(Extracted data entries)
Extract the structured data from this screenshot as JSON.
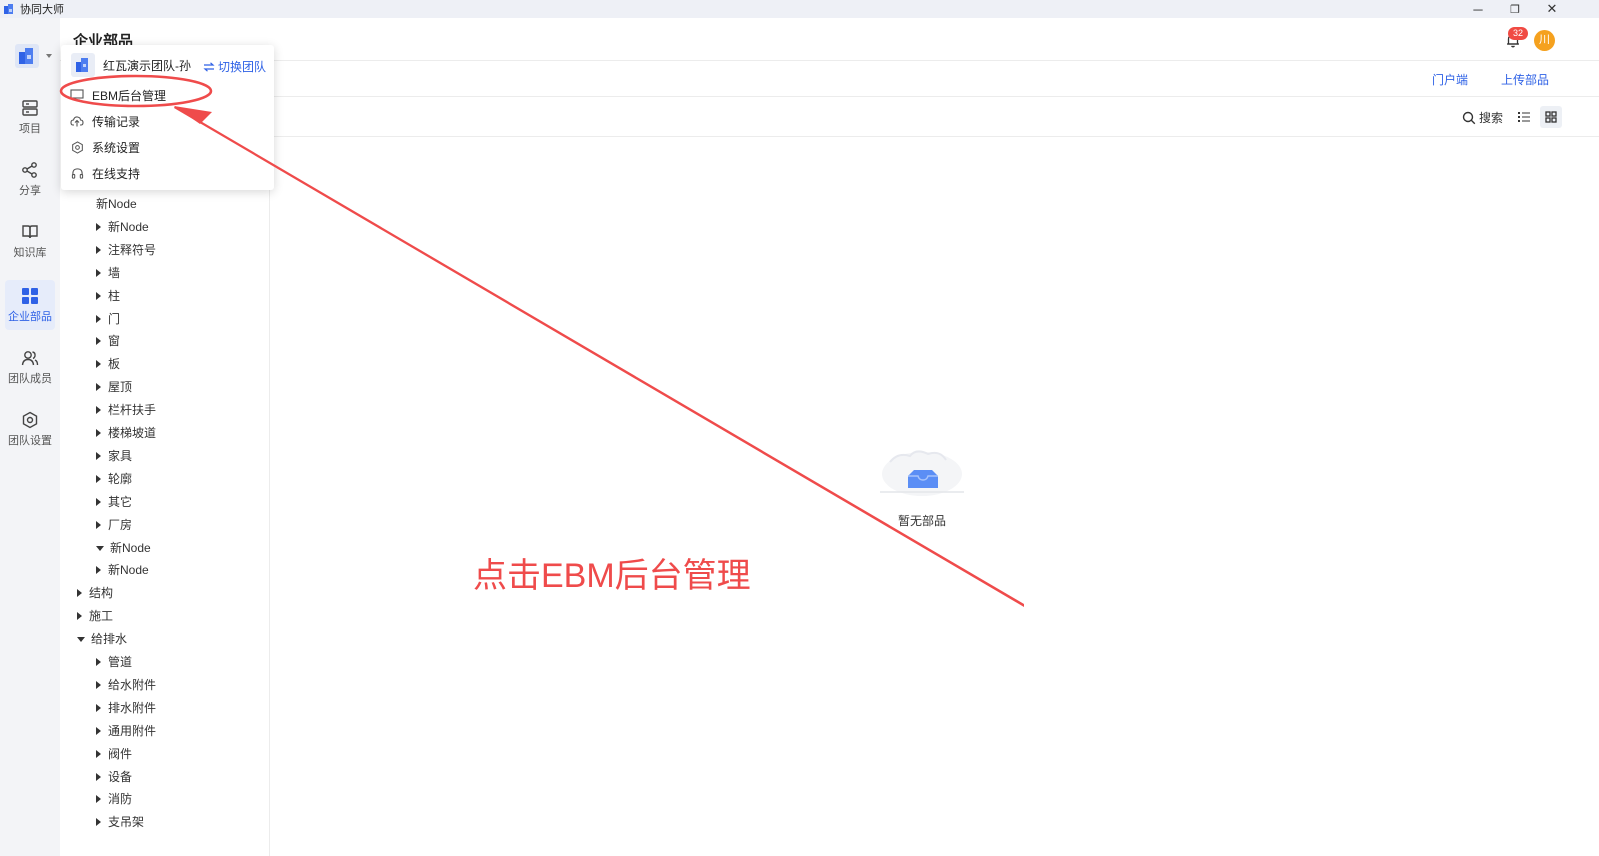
{
  "window": {
    "app_name": "协同大师",
    "minimize_glyph": "─",
    "restore_glyph": "❐",
    "close_glyph": "✕"
  },
  "rail": {
    "items": [
      {
        "label": "项目",
        "icon": "project-icon"
      },
      {
        "label": "分享",
        "icon": "share-icon"
      },
      {
        "label": "知识库",
        "icon": "book-icon"
      },
      {
        "label": "企业部品",
        "icon": "grid-icon",
        "active": true
      },
      {
        "label": "团队成员",
        "icon": "team-members-icon"
      },
      {
        "label": "团队设置",
        "icon": "team-settings-icon"
      }
    ]
  },
  "header": {
    "title": "企业部品",
    "notification_count": "32",
    "avatar_text": "川"
  },
  "toolbar": {
    "portal_link": "门户端",
    "upload_link": "上传部品",
    "search_label": "搜索"
  },
  "menu": {
    "team_name": "红瓦演示团队-孙",
    "switch_team": "切换团队",
    "items": [
      {
        "label": "EBM后台管理",
        "icon": "monitor-icon"
      },
      {
        "label": "传输记录",
        "icon": "cloud-transfer-icon"
      },
      {
        "label": "系统设置",
        "icon": "gear-icon"
      },
      {
        "label": "在线支持",
        "icon": "headset-icon"
      }
    ]
  },
  "tree": {
    "items": [
      {
        "label": "新Node",
        "level": 1,
        "caret": "none"
      },
      {
        "label": "新Node",
        "level": 1,
        "caret": "right"
      },
      {
        "label": "注释符号",
        "level": 1,
        "caret": "right"
      },
      {
        "label": "墙",
        "level": 1,
        "caret": "right"
      },
      {
        "label": "柱",
        "level": 1,
        "caret": "right"
      },
      {
        "label": "门",
        "level": 1,
        "caret": "right"
      },
      {
        "label": "窗",
        "level": 1,
        "caret": "right"
      },
      {
        "label": "板",
        "level": 1,
        "caret": "right"
      },
      {
        "label": "屋顶",
        "level": 1,
        "caret": "right"
      },
      {
        "label": "栏杆扶手",
        "level": 1,
        "caret": "right"
      },
      {
        "label": "楼梯坡道",
        "level": 1,
        "caret": "right"
      },
      {
        "label": "家具",
        "level": 1,
        "caret": "right"
      },
      {
        "label": "轮廓",
        "level": 1,
        "caret": "right"
      },
      {
        "label": "其它",
        "level": 1,
        "caret": "right"
      },
      {
        "label": "厂房",
        "level": 1,
        "caret": "right"
      },
      {
        "label": "新Node",
        "level": 1,
        "caret": "down"
      },
      {
        "label": "新Node",
        "level": 1,
        "caret": "right"
      },
      {
        "label": "结构",
        "level": 0,
        "caret": "right"
      },
      {
        "label": "施工",
        "level": 0,
        "caret": "right"
      },
      {
        "label": "给排水",
        "level": 0,
        "caret": "down"
      },
      {
        "label": "管道",
        "level": 1,
        "caret": "right"
      },
      {
        "label": "给水附件",
        "level": 1,
        "caret": "right"
      },
      {
        "label": "排水附件",
        "level": 1,
        "caret": "right"
      },
      {
        "label": "通用附件",
        "level": 1,
        "caret": "right"
      },
      {
        "label": "阀件",
        "level": 1,
        "caret": "right"
      },
      {
        "label": "设备",
        "level": 1,
        "caret": "right"
      },
      {
        "label": "消防",
        "level": 1,
        "caret": "right"
      },
      {
        "label": "支吊架",
        "level": 1,
        "caret": "right"
      }
    ]
  },
  "empty_state": {
    "text": "暂无部品"
  },
  "annotation": {
    "text": "点击EBM后台管理",
    "color": "#ef4b4b"
  },
  "colors": {
    "accent": "#2f62e6",
    "badge": "#f04a43",
    "avatar": "#f5a11e"
  }
}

- **Given task**: Images in the data above are to be skipped. Retype all other material exactly.

- **Answer for the task**:
Extract the structured data from this screenshot as JSON.
{
  "window": {
    "app_name": "协同大师",
    "minimize_glyph": "─",
    "restore_glyph": "❐",
    "close_glyph": "✕"
  },
  "rail": {
    "items": [
      {
        "label": "项目",
        "icon": "project-icon"
      },
      {
        "label": "分享",
        "icon": "share-icon"
      },
      {
        "label": "知识库",
        "icon": "book-icon"
      },
      {
        "label": "企业部品",
        "icon": "grid-icon",
        "active": true
      },
      {
        "label": "团队成员",
        "icon": "team-members-icon"
      },
      {
        "label": "团队设置",
        "icon": "team-settings-icon"
      }
    ]
  },
  "header": {
    "title": "企业部品",
    "notification_count": "32",
    "avatar_text": "川"
  },
  "toolbar": {
    "portal_link": "门户端",
    "upload_link": "上传部品",
    "search_label": "搜索"
  },
  "menu": {
    "team_name": "红瓦演示团队-孙",
    "switch_team": "切换团队",
    "items": [
      {
        "label": "EBM后台管理",
        "icon": "monitor-icon"
      },
      {
        "label": "传输记录",
        "icon": "cloud-transfer-icon"
      },
      {
        "label": "系统设置",
        "icon": "gear-icon"
      },
      {
        "label": "在线支持",
        "icon": "headset-icon"
      }
    ]
  },
  "tree": {
    "items": [
      {
        "label": "新Node",
        "level": 1,
        "caret": "none"
      },
      {
        "label": "新Node",
        "level": 1,
        "caret": "right"
      },
      {
        "label": "注释符号",
        "level": 1,
        "caret": "right"
      },
      {
        "label": "墙",
        "level": 1,
        "caret": "right"
      },
      {
        "label": "柱",
        "level": 1,
        "caret": "right"
      },
      {
        "label": "门",
        "level": 1,
        "caret": "right"
      },
      {
        "label": "窗",
        "level": 1,
        "caret": "right"
      },
      {
        "label": "板",
        "level": 1,
        "caret": "right"
      },
      {
        "label": "屋顶",
        "level": 1,
        "caret": "right"
      },
      {
        "label": "栏杆扶手",
        "level": 1,
        "caret": "right"
      },
      {
        "label": "楼梯坡道",
        "level": 1,
        "caret": "right"
      },
      {
        "label": "家具",
        "level": 1,
        "caret": "right"
      },
      {
        "label": "轮廓",
        "level": 1,
        "caret": "right"
      },
      {
        "label": "其它",
        "level": 1,
        "caret": "right"
      },
      {
        "label": "厂房",
        "level": 1,
        "caret": "right"
      },
      {
        "label": "新Node",
        "level": 1,
        "caret": "down"
      },
      {
        "label": "新Node",
        "level": 1,
        "caret": "right"
      },
      {
        "label": "结构",
        "level": 0,
        "caret": "right"
      },
      {
        "label": "施工",
        "level": 0,
        "caret": "right"
      },
      {
        "label": "给排水",
        "level": 0,
        "caret": "down"
      },
      {
        "label": "管道",
        "level": 1,
        "caret": "right"
      },
      {
        "label": "给水附件",
        "level": 1,
        "caret": "right"
      },
      {
        "label": "排水附件",
        "level": 1,
        "caret": "right"
      },
      {
        "label": "通用附件",
        "level": 1,
        "caret": "right"
      },
      {
        "label": "阀件",
        "level": 1,
        "caret": "right"
      },
      {
        "label": "设备",
        "level": 1,
        "caret": "right"
      },
      {
        "label": "消防",
        "level": 1,
        "caret": "right"
      },
      {
        "label": "支吊架",
        "level": 1,
        "caret": "right"
      }
    ]
  },
  "empty_state": {
    "text": "暂无部品"
  },
  "annotation": {
    "text": "点击EBM后台管理",
    "color": "#ef4b4b"
  },
  "colors": {
    "accent": "#2f62e6",
    "badge": "#f04a43",
    "avatar": "#f5a11e"
  }
}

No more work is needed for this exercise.